* [WHAT THE EXERCISE ASKS] Would you repeat the listing exactly but omit every picture?
>> START MATERIAL SHOWN
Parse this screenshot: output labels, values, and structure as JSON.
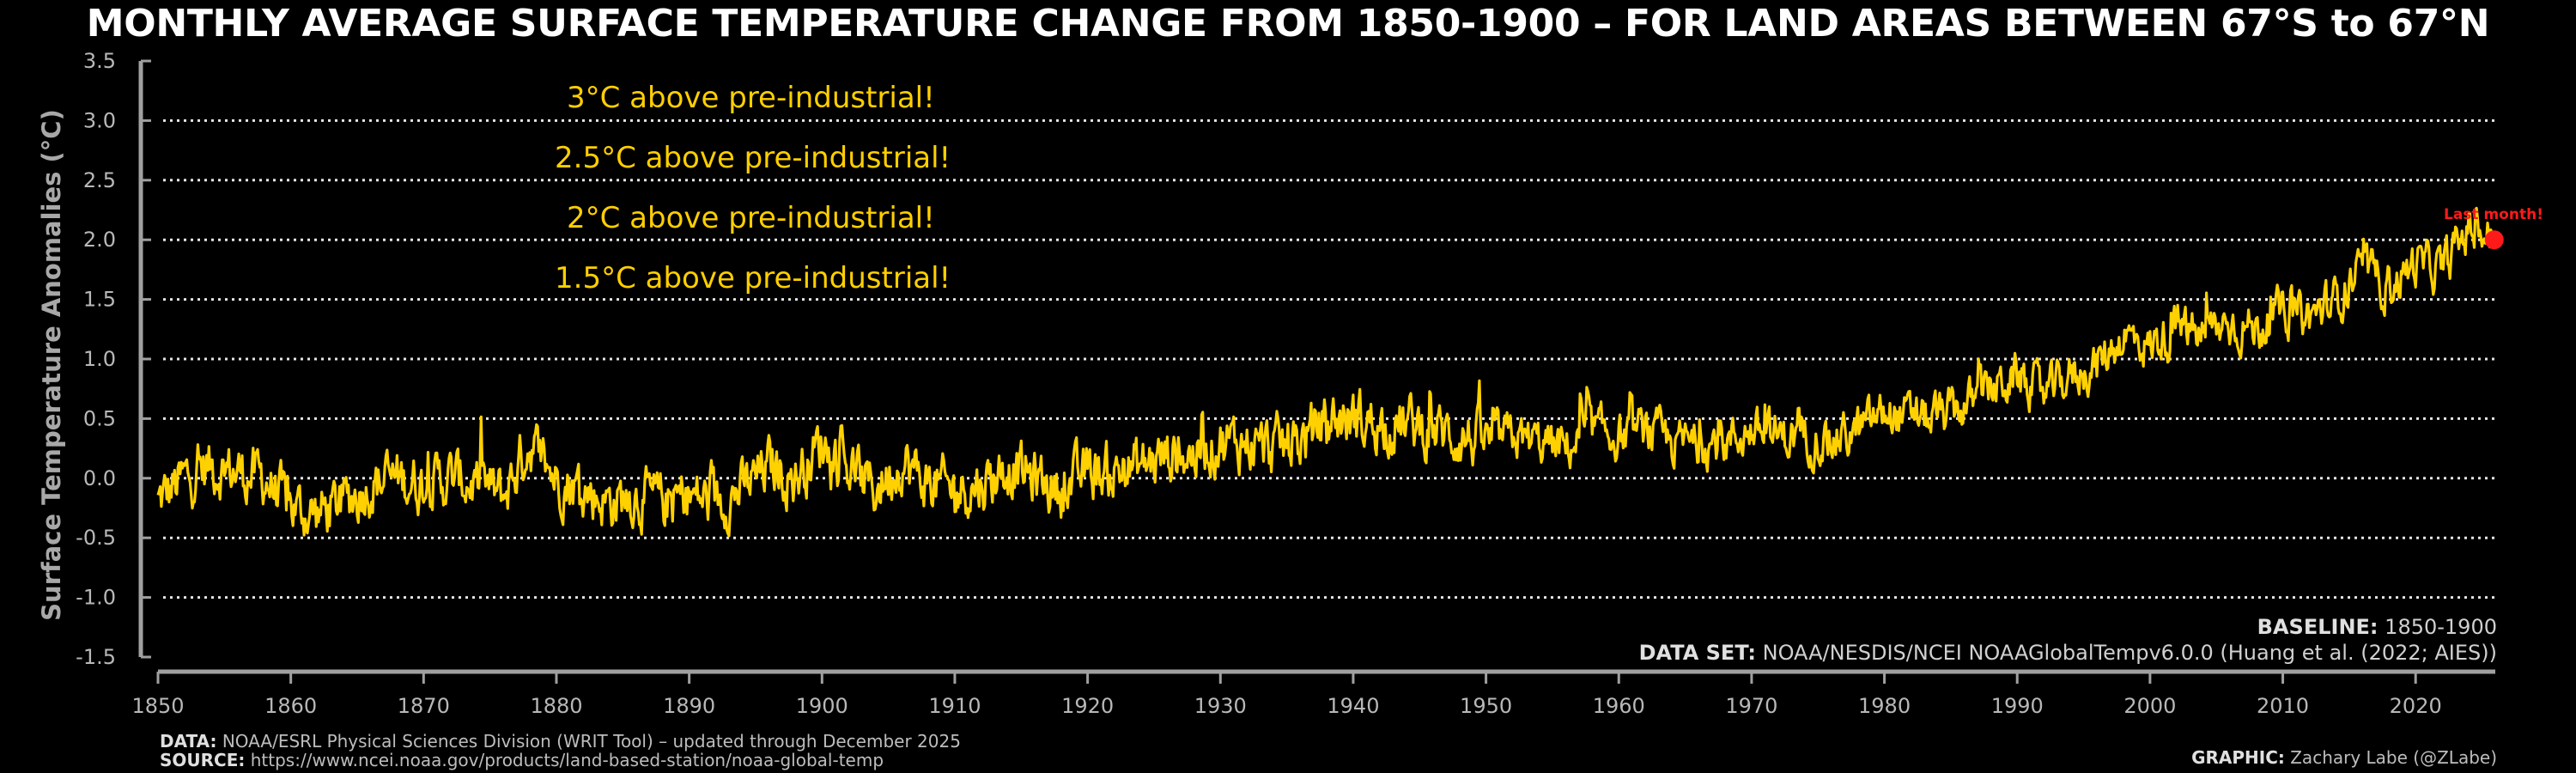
{
  "chart_data": {
    "type": "line",
    "title": "MONTHLY AVERAGE SURFACE TEMPERATURE CHANGE FROM 1850-1900 – FOR LAND AREAS BETWEEN 67°S to 67°N",
    "ylabel": "Surface Temperature Anomalies (°C)",
    "xlabel": "",
    "xlim": [
      1850,
      2026
    ],
    "ylim": [
      -1.5,
      3.5
    ],
    "x_ticks": [
      "1850",
      "1860",
      "1870",
      "1880",
      "1890",
      "1900",
      "1910",
      "1920",
      "1930",
      "1940",
      "1950",
      "1960",
      "1970",
      "1980",
      "1990",
      "2000",
      "2010",
      "2020"
    ],
    "y_ticks": [
      "-1.5",
      "-1.0",
      "-0.5",
      "0.0",
      "0.5",
      "1.0",
      "1.5",
      "2.0",
      "2.5",
      "3.0",
      "3.5"
    ],
    "grid_lines_y": [
      -1.0,
      -0.5,
      0.0,
      0.5,
      1.0,
      1.5,
      2.0,
      2.5,
      3.0
    ],
    "line_color": "#ffd100",
    "series": [
      {
        "values_note_free": true,
        "x": [
          1850.0,
          1852.0,
          1854.0,
          1856.0,
          1858.0,
          1860.0,
          1862.0,
          1864.0,
          1866.0,
          1868.0,
          1870.0,
          1872.0,
          1874.0,
          1876.0,
          1878.0,
          1880.0,
          1882.0,
          1884.0,
          1886.0,
          1888.0,
          1890.0,
          1892.0,
          1894.0,
          1896.0,
          1898.0,
          1900.0,
          1902.0,
          1904.0,
          1906.0,
          1908.0,
          1910.0,
          1912.0,
          1914.0,
          1916.0,
          1918.0,
          1920.0,
          1922.0,
          1924.0,
          1926.0,
          1928.0,
          1930.0,
          1932.0,
          1934.0,
          1936.0,
          1938.0,
          1940.0,
          1942.0,
          1944.0,
          1946.0,
          1948.0,
          1950.0,
          1952.0,
          1954.0,
          1956.0,
          1958.0,
          1960.0,
          1962.0,
          1964.0,
          1966.0,
          1968.0,
          1970.0,
          1972.0,
          1974.0,
          1976.0,
          1978.0,
          1980.0,
          1982.0,
          1984.0,
          1986.0,
          1988.0,
          1990.0,
          1992.0,
          1994.0,
          1996.0,
          1998.0,
          2000.0,
          2002.0,
          2004.0,
          2006.0,
          2008.0,
          2010.0,
          2012.0,
          2014.0,
          2016.0,
          2018.0,
          2020.0,
          2022.0,
          2024.0,
          2025.9
        ],
        "y": [
          -0.2,
          0.0,
          0.1,
          0.05,
          0.0,
          -0.25,
          -0.3,
          -0.2,
          -0.05,
          0.0,
          -0.05,
          0.0,
          -0.05,
          -0.15,
          0.3,
          0.0,
          -0.1,
          -0.2,
          -0.15,
          -0.2,
          -0.15,
          -0.2,
          -0.1,
          0.1,
          0.0,
          0.3,
          0.1,
          -0.1,
          0.15,
          -0.05,
          -0.1,
          -0.05,
          0.1,
          0.0,
          -0.1,
          0.05,
          0.05,
          0.1,
          0.2,
          0.2,
          0.3,
          0.3,
          0.25,
          0.3,
          0.5,
          0.5,
          0.45,
          0.45,
          0.4,
          0.35,
          0.3,
          0.35,
          0.3,
          0.25,
          0.4,
          0.35,
          0.4,
          0.3,
          0.3,
          0.3,
          0.4,
          0.35,
          0.35,
          0.3,
          0.4,
          0.55,
          0.5,
          0.5,
          0.6,
          0.75,
          0.85,
          0.7,
          0.85,
          0.95,
          1.2,
          1.1,
          1.25,
          1.2,
          1.3,
          1.25,
          1.4,
          1.35,
          1.5,
          1.75,
          1.6,
          1.8,
          1.75,
          2.1,
          2.0
        ]
      }
    ],
    "annotations": [
      {
        "text": "3°C above pre-industrial!"
      },
      {
        "text": "2.5°C above pre-industrial!"
      },
      {
        "text": "2°C above pre-industrial!"
      },
      {
        "text": "1.5°C above pre-industrial!"
      }
    ],
    "last_point": {
      "x": 2025.92,
      "y": 2.0,
      "label": "Last month!",
      "color": "#ff1a1a"
    }
  },
  "info": {
    "baseline_label": "BASELINE:",
    "baseline_value": "1850-1900",
    "dataset_label": "DATA SET:",
    "dataset_value": "NOAA/NESDIS/NCEI NOAAGlobalTempv6.0.0 (Huang et al. (2022; AIES))"
  },
  "footer": {
    "data_label": "DATA:",
    "data_value": "NOAA/ESRL Physical Sciences Division (WRIT Tool) – updated through December 2025",
    "source_label": "SOURCE:",
    "source_value": "https://www.ncei.noaa.gov/products/land-based-station/noaa-global-temp",
    "graphic_label": "GRAPHIC:",
    "graphic_value": "Zachary Labe (@ZLabe)"
  }
}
>> END MATERIAL SHOWN
* [CORRECT RESPONSE]
Parse this screenshot: output labels, values, and structure as JSON.
{
  "chart_data": {
    "type": "line",
    "title": "MONTHLY AVERAGE SURFACE TEMPERATURE CHANGE FROM 1850-1900 – FOR LAND AREAS BETWEEN 67°S to 67°N",
    "ylabel": "Surface Temperature Anomalies (°C)",
    "xlabel": "",
    "xlim": [
      1850,
      2026
    ],
    "ylim": [
      -1.5,
      3.5
    ],
    "x_ticks": [
      "1850",
      "1860",
      "1870",
      "1880",
      "1890",
      "1900",
      "1910",
      "1920",
      "1930",
      "1940",
      "1950",
      "1960",
      "1970",
      "1980",
      "1990",
      "2000",
      "2010",
      "2020"
    ],
    "y_ticks": [
      "-1.5",
      "-1.0",
      "-0.5",
      "0.0",
      "0.5",
      "1.0",
      "1.5",
      "2.0",
      "2.5",
      "3.0",
      "3.5"
    ],
    "grid_lines_y": [
      -1.0,
      -0.5,
      0.0,
      0.5,
      1.0,
      1.5,
      2.0,
      2.5,
      3.0
    ],
    "line_color": "#ffd100",
    "series": [
      {
        "values_note_free": true,
        "x": [
          1850.0,
          1852.0,
          1854.0,
          1856.0,
          1858.0,
          1860.0,
          1862.0,
          1864.0,
          1866.0,
          1868.0,
          1870.0,
          1872.0,
          1874.0,
          1876.0,
          1878.0,
          1880.0,
          1882.0,
          1884.0,
          1886.0,
          1888.0,
          1890.0,
          1892.0,
          1894.0,
          1896.0,
          1898.0,
          1900.0,
          1902.0,
          1904.0,
          1906.0,
          1908.0,
          1910.0,
          1912.0,
          1914.0,
          1916.0,
          1918.0,
          1920.0,
          1922.0,
          1924.0,
          1926.0,
          1928.0,
          1930.0,
          1932.0,
          1934.0,
          1936.0,
          1938.0,
          1940.0,
          1942.0,
          1944.0,
          1946.0,
          1948.0,
          1950.0,
          1952.0,
          1954.0,
          1956.0,
          1958.0,
          1960.0,
          1962.0,
          1964.0,
          1966.0,
          1968.0,
          1970.0,
          1972.0,
          1974.0,
          1976.0,
          1978.0,
          1980.0,
          1982.0,
          1984.0,
          1986.0,
          1988.0,
          1990.0,
          1992.0,
          1994.0,
          1996.0,
          1998.0,
          2000.0,
          2002.0,
          2004.0,
          2006.0,
          2008.0,
          2010.0,
          2012.0,
          2014.0,
          2016.0,
          2018.0,
          2020.0,
          2022.0,
          2024.0,
          2025.9
        ],
        "y": [
          -0.2,
          0.0,
          0.1,
          0.05,
          0.0,
          -0.25,
          -0.3,
          -0.2,
          -0.05,
          0.0,
          -0.05,
          0.0,
          -0.05,
          -0.15,
          0.3,
          0.0,
          -0.1,
          -0.2,
          -0.15,
          -0.2,
          -0.15,
          -0.2,
          -0.1,
          0.1,
          0.0,
          0.3,
          0.1,
          -0.1,
          0.15,
          -0.05,
          -0.1,
          -0.05,
          0.1,
          0.0,
          -0.1,
          0.05,
          0.05,
          0.1,
          0.2,
          0.2,
          0.3,
          0.3,
          0.25,
          0.3,
          0.5,
          0.5,
          0.45,
          0.45,
          0.4,
          0.35,
          0.3,
          0.35,
          0.3,
          0.25,
          0.4,
          0.35,
          0.4,
          0.3,
          0.3,
          0.3,
          0.4,
          0.35,
          0.35,
          0.3,
          0.4,
          0.55,
          0.5,
          0.5,
          0.6,
          0.75,
          0.85,
          0.7,
          0.85,
          0.95,
          1.2,
          1.1,
          1.25,
          1.2,
          1.3,
          1.25,
          1.4,
          1.35,
          1.5,
          1.75,
          1.6,
          1.8,
          1.75,
          2.1,
          2.0
        ]
      }
    ],
    "annotations": [
      {
        "text": "3°C above pre-industrial!"
      },
      {
        "text": "2.5°C above pre-industrial!"
      },
      {
        "text": "2°C above pre-industrial!"
      },
      {
        "text": "1.5°C above pre-industrial!"
      }
    ],
    "last_point": {
      "x": 2025.92,
      "y": 2.0,
      "label": "Last month!",
      "color": "#ff1a1a"
    }
  },
  "info": {
    "baseline_label": "BASELINE:",
    "baseline_value": "1850-1900",
    "dataset_label": "DATA SET:",
    "dataset_value": "NOAA/NESDIS/NCEI NOAAGlobalTempv6.0.0 (Huang et al. (2022; AIES))"
  },
  "footer": {
    "data_label": "DATA:",
    "data_value": "NOAA/ESRL Physical Sciences Division (WRIT Tool) – updated through December 2025",
    "source_label": "SOURCE:",
    "source_value": "https://www.ncei.noaa.gov/products/land-based-station/noaa-global-temp",
    "graphic_label": "GRAPHIC:",
    "graphic_value": "Zachary Labe (@ZLabe)"
  }
}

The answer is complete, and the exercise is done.